**Суть задания:** Процитируйте дословно фрагмент приведенного ниже текста о мифе Загрея: всё начиная со слов «Открытие табличек из» и вплоть до слов «[9, р. 210-223].».
::: Цитируемый текст :::
Открытие табличек из Пелинны в 1987 году еще раз подтвердило вакхическую ассоциацию, так как они содержали инструкции для посвященных (ОБ 485.2 В) [17, р. 36]. Несомненно и их отношение к мифу Загрея, поскольку табличка из Пелинны, в частности, проясняет, что люди, похороненные с этими табличками, были орфиками, в своей эсхатологии они ассоциировали Персефону с Дионисом [9, р. 210-223].
Но золотые таблички - это не фрагменты литературной традиции, а артефакты ритуальной практики, поэтому они имеют отношение к об-
суждению мифа Загрея, показывая, как миф является отражением ритуала. В соответствии с точкой зрения М. Детьена, орфизм был «движением религиозного протеста», которое «радикально ставит под сомнение официальную религию города-государства», будучи «книжной религией, или, скорее, религией текстов».
Миф Загрея поддерживал «крайне подрывную» орфическую идею [2], согласно которой посвященные «должны полностью отказаться участвовать в кровавых жертвоприношениях». Расчленение Диониса - это инверсия жертвенной процедуры, ибо «перейти от варки к запеканию или запекать отварное мясо означает «перевернутую жертву» [12, p. 70-72, 83].
Интерпретация М. Детьеном мифа Загрея как перевернутой жертвы стала общепринятой. M. Уэст попытался объяснить миф «двумя моделями: ритуалом инициации и жертвоприношением животных» [33, p. 140]. С точки зрения ритуала инициации он «кажется, демонстрирует элементы... смерти», поскольку расчленение Диониса «соответствует типичному шаманскому испытанию», и зеркало и игрушки «сыграли значительную роль в некоторых мистических обрядах». М. Уэст утверждал, что миф Загрея «предлагает... ритуал посвящения в сообщество -предположительно вакхическое сообщество» [33, p. 145].
::: Блок данных :::
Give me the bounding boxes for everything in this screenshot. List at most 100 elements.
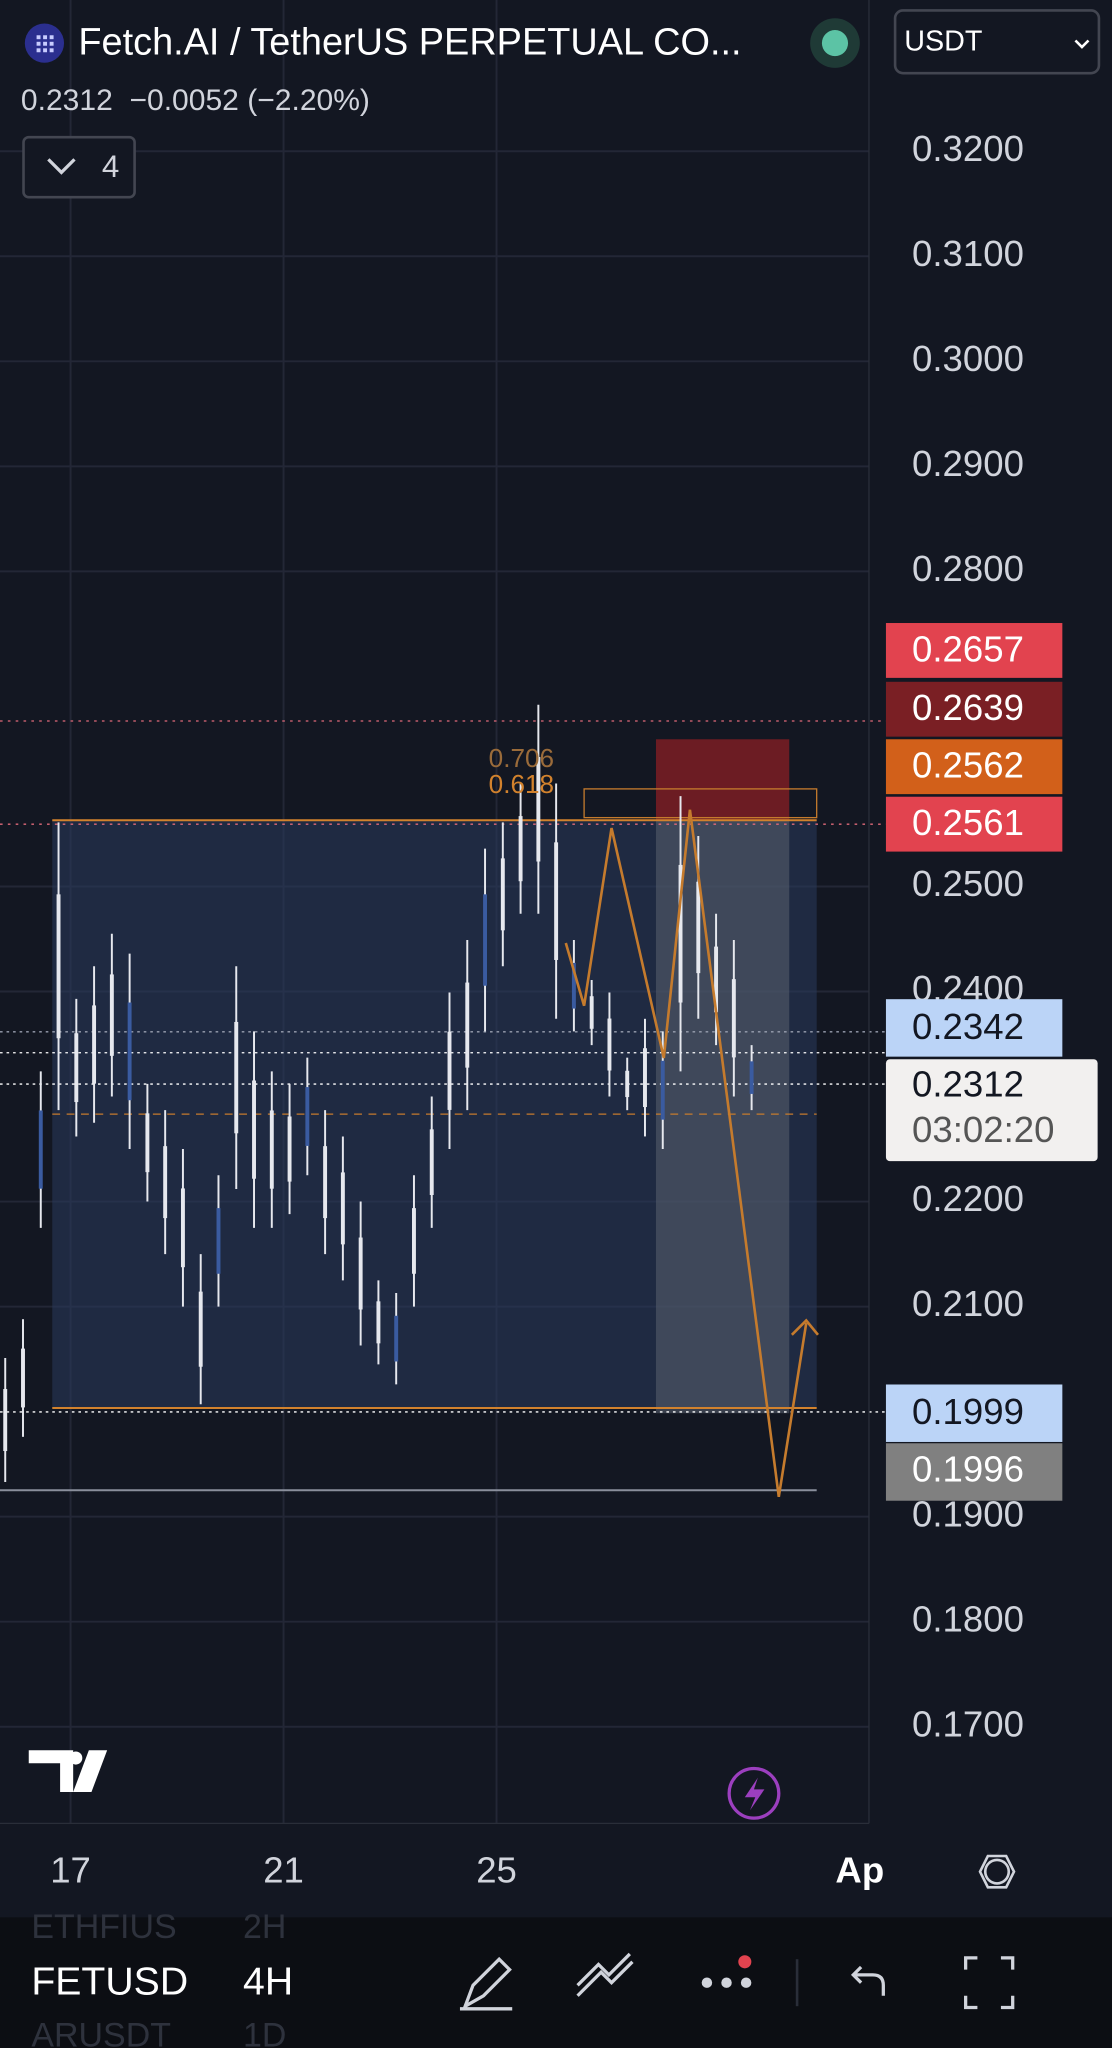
:::
**Результат выполнения:**
Открытие табличек из Пелинны в 1987 году еще раз подтвердило вакхическую ассоциацию, так как они содержали инструкции для посвященных (ОБ 485.2 В) [17, р. 36]. Несомненно и их отношение к мифу Загрея, поскольку табличка из Пелинны, в частности, проясняет, что люди, похороненные с этими табличками, были орфиками, в своей эсхатологии они ассоциировали Персефону с Дионисом [9, р. 210-223].